> What the task asks
Count every line in the data below where "JSON" occurs, then state that number and nothing more.

> Data listing

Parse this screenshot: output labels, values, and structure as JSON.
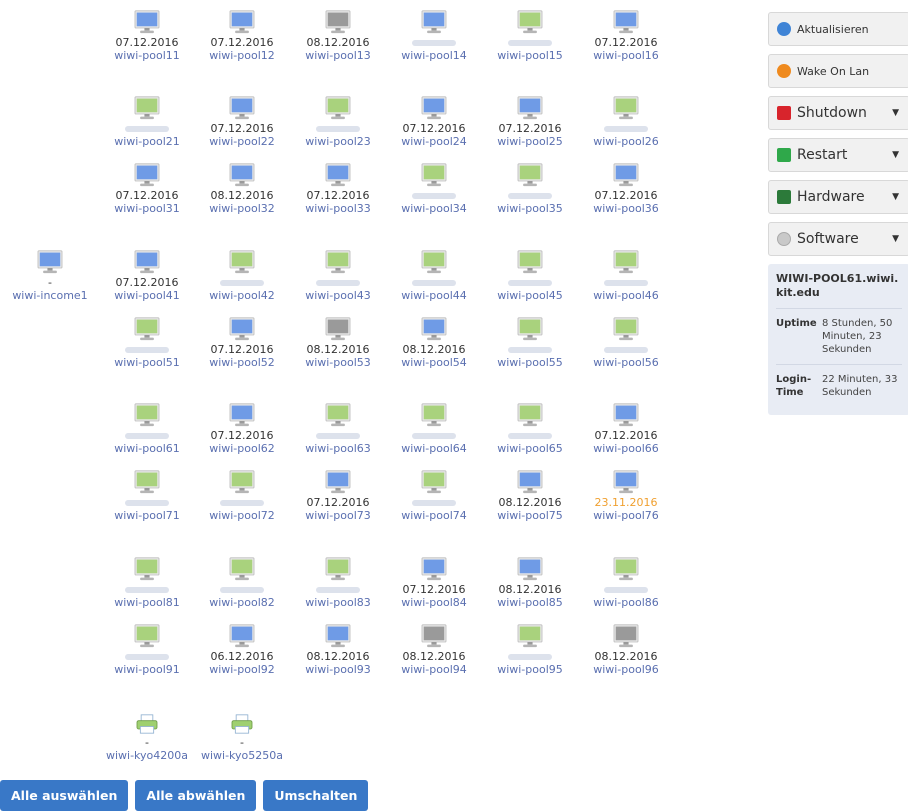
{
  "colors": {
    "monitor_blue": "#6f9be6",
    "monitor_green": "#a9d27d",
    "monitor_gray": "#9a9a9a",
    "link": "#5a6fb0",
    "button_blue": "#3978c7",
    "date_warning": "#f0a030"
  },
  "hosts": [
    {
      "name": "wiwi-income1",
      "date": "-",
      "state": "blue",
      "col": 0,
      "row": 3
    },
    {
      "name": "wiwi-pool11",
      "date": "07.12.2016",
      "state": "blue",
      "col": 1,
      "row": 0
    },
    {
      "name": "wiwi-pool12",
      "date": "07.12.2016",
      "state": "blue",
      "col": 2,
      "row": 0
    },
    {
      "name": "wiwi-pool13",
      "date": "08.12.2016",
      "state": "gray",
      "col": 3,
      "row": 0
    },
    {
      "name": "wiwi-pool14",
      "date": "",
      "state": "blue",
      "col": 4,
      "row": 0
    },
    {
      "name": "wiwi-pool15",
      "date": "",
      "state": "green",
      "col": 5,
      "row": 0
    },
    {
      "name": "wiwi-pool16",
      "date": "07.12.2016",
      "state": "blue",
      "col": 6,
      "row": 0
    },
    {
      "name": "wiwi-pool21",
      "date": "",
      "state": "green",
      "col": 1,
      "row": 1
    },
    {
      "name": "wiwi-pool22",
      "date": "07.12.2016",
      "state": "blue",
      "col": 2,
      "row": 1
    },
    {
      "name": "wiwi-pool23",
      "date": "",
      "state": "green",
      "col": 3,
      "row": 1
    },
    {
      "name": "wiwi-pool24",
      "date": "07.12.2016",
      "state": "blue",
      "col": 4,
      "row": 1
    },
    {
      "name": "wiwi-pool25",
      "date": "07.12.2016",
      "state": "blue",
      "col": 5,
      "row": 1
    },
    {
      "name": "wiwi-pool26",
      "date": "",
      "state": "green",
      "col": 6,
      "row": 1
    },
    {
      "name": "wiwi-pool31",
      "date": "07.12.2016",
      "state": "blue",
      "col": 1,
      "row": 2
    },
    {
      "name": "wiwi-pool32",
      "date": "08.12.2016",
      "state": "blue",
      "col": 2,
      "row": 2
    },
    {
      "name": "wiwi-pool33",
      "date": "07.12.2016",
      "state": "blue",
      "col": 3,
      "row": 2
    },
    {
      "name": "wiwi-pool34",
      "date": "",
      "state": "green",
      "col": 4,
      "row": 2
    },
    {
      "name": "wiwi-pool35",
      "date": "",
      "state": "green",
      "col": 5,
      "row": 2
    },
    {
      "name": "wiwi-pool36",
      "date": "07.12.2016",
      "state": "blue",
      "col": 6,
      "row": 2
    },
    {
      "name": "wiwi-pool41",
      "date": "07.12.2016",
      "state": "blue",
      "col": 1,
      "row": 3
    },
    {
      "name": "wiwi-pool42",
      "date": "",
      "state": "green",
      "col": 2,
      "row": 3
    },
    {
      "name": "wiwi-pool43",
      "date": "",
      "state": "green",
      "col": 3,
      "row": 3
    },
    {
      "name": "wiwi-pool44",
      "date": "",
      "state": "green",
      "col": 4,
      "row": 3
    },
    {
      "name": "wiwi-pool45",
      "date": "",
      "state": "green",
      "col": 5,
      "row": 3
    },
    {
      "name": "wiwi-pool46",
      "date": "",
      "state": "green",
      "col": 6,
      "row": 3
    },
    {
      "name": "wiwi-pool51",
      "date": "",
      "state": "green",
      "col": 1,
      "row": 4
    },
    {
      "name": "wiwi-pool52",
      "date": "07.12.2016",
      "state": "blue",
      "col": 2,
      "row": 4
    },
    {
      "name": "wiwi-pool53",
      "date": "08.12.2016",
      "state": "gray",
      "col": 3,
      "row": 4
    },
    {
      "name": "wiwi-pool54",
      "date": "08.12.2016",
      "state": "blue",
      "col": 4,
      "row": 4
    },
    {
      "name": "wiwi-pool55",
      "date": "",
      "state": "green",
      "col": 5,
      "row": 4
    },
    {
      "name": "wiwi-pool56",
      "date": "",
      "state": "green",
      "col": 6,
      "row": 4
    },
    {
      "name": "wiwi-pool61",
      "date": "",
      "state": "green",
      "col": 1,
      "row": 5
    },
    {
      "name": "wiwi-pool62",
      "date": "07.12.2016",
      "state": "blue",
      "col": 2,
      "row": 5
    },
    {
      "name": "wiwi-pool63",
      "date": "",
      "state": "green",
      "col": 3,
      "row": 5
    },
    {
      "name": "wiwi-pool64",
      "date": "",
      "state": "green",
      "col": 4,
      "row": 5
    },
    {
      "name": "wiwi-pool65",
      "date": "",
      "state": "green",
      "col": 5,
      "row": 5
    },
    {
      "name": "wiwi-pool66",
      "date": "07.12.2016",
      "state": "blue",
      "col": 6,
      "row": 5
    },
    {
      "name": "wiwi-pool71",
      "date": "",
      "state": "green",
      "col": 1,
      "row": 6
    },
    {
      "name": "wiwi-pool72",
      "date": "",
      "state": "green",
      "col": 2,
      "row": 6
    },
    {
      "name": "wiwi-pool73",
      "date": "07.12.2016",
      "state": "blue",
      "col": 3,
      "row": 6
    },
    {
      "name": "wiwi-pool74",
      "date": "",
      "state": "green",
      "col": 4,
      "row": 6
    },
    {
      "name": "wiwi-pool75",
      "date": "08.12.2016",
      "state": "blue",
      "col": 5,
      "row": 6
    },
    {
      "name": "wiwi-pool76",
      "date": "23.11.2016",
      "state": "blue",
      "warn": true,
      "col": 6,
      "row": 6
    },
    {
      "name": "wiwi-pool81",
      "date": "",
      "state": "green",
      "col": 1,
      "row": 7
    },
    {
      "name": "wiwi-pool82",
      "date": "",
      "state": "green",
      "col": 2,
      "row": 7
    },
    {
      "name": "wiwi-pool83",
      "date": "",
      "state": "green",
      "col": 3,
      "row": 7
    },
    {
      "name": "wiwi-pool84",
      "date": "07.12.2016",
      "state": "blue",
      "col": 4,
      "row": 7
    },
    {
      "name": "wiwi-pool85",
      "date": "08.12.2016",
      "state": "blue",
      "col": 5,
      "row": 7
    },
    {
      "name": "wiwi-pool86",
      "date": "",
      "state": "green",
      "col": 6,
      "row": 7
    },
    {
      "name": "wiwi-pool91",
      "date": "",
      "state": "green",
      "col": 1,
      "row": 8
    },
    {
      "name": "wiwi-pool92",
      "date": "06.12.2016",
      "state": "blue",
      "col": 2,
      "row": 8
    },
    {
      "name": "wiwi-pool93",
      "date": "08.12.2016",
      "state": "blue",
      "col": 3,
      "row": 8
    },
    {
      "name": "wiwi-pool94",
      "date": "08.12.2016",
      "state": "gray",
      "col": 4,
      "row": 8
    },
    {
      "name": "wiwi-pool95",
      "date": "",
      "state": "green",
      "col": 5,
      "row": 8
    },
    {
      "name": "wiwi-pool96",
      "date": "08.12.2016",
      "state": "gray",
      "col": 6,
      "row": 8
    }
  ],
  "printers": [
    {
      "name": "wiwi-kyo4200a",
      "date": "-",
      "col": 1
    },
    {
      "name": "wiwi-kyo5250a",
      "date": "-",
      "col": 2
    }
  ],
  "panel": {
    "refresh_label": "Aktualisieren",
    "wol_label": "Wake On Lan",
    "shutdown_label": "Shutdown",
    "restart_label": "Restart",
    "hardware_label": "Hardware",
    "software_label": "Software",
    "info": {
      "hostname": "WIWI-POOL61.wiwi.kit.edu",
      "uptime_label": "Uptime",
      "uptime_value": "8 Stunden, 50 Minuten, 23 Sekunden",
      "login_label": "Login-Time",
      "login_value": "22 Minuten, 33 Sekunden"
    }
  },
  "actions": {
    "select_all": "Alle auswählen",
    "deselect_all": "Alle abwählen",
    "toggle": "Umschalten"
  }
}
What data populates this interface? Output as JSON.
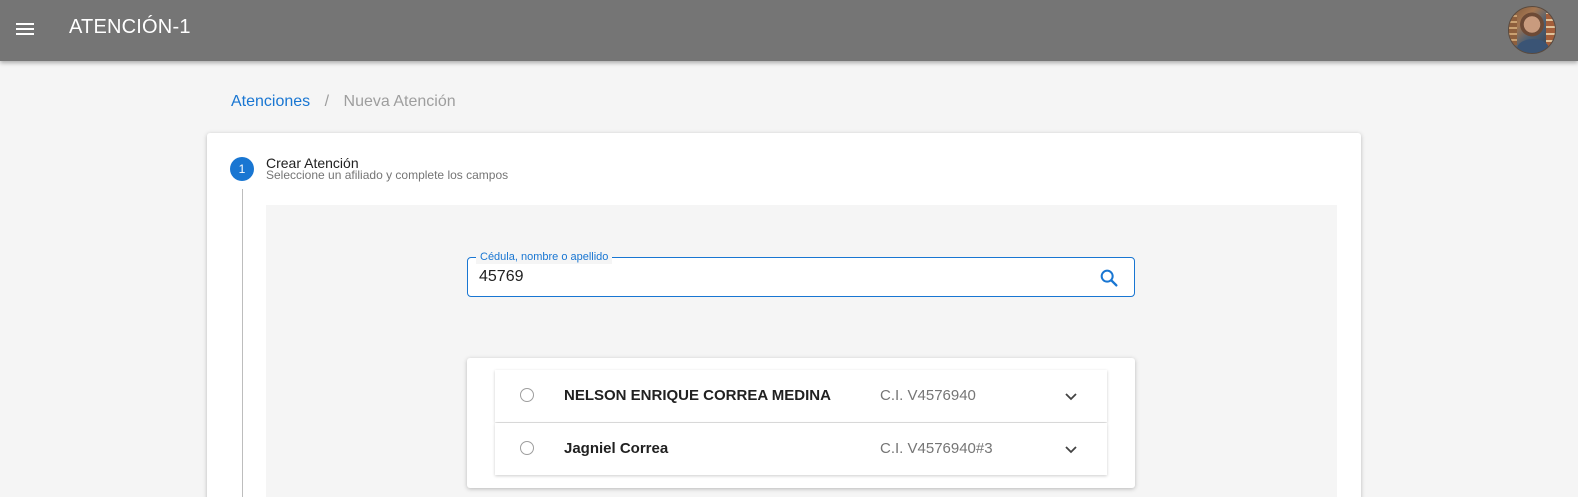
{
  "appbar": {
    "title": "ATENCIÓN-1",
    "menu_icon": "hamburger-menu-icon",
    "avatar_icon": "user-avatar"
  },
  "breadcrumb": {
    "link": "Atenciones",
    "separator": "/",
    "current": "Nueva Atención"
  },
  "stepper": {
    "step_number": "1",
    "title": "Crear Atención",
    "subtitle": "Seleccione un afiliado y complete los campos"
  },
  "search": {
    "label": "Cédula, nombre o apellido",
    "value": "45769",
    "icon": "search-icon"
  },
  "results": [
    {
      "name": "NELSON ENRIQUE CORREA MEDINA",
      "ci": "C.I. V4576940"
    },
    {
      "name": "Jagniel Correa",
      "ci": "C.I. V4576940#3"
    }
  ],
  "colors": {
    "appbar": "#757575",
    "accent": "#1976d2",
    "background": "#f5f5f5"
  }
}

> Task answer
2